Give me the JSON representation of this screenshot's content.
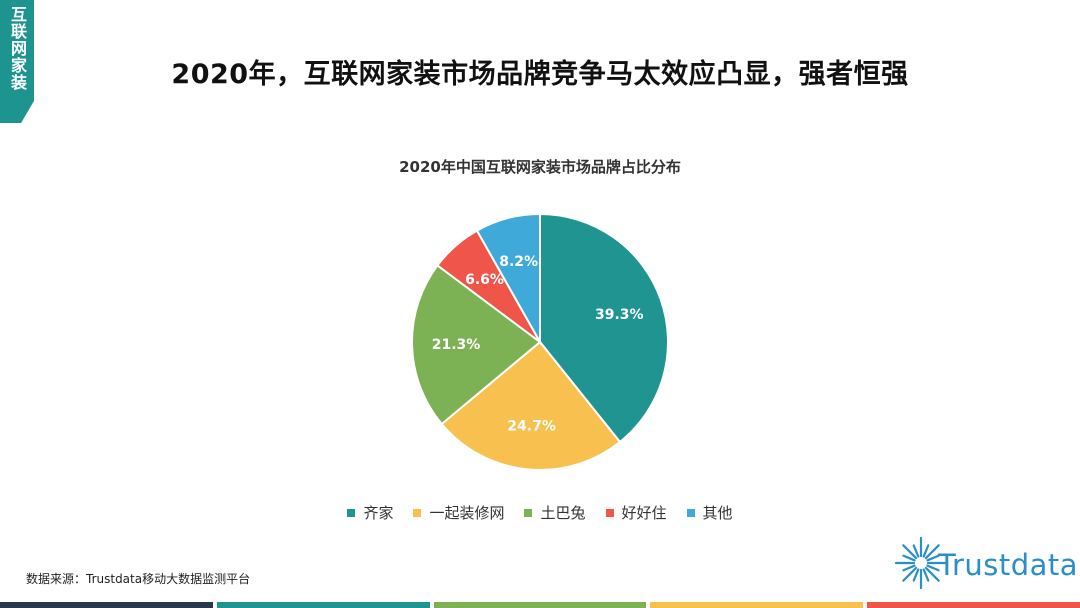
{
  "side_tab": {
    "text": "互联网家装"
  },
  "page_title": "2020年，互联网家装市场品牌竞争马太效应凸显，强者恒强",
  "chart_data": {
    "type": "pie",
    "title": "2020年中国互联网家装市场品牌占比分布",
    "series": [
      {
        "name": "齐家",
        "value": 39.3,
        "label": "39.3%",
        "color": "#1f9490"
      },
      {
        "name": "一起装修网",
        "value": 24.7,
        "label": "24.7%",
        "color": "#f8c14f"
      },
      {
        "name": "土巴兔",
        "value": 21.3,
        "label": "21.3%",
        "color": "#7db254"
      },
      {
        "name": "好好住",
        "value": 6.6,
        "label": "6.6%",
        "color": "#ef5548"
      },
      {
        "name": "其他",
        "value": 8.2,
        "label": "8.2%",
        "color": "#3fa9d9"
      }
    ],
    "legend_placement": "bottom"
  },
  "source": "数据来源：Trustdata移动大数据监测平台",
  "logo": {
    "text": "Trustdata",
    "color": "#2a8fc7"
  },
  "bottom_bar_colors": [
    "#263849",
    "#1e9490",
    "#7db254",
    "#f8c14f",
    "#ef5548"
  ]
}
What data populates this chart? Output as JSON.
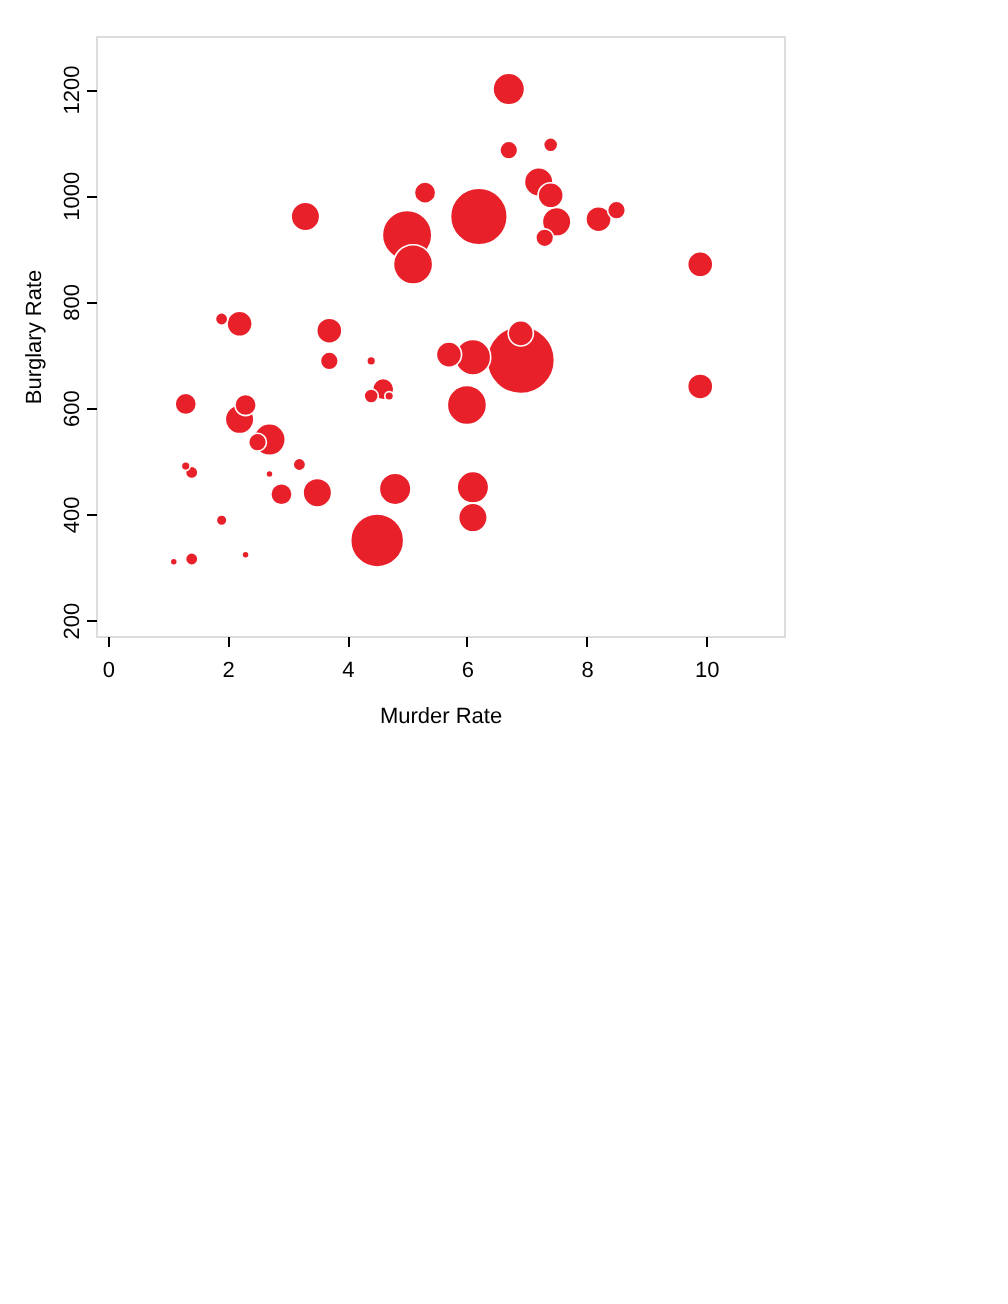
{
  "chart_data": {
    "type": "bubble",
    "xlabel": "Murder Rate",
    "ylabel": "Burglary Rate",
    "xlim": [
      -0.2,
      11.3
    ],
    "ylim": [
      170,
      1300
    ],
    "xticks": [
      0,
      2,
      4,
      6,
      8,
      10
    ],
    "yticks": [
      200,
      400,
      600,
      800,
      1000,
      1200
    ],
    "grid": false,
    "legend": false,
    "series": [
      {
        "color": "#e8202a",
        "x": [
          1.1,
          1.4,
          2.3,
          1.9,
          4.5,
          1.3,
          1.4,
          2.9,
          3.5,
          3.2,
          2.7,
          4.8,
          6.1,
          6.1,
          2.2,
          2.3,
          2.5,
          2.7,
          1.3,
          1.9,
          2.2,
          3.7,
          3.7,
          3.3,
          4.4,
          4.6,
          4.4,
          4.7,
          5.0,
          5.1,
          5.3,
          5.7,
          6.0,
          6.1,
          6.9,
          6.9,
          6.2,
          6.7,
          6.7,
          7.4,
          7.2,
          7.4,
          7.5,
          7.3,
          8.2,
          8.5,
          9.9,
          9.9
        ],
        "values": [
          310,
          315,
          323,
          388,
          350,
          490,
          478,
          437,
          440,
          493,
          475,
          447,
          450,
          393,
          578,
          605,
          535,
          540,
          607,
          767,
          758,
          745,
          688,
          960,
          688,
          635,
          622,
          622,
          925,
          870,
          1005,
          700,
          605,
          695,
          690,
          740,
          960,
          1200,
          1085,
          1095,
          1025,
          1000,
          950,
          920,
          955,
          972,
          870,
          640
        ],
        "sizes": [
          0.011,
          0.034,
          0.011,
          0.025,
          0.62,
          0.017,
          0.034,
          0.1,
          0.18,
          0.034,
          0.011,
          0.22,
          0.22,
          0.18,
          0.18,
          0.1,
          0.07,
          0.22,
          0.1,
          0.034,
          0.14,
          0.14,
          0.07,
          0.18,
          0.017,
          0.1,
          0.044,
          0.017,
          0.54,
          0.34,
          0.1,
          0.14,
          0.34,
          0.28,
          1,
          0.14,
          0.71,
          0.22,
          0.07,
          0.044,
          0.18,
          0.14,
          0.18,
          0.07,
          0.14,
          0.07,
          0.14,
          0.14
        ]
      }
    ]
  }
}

=-=-=-=-=

### Problem to work on
State the number of lines in the records that contain the string "JSON", and nothing more.

### Output below
2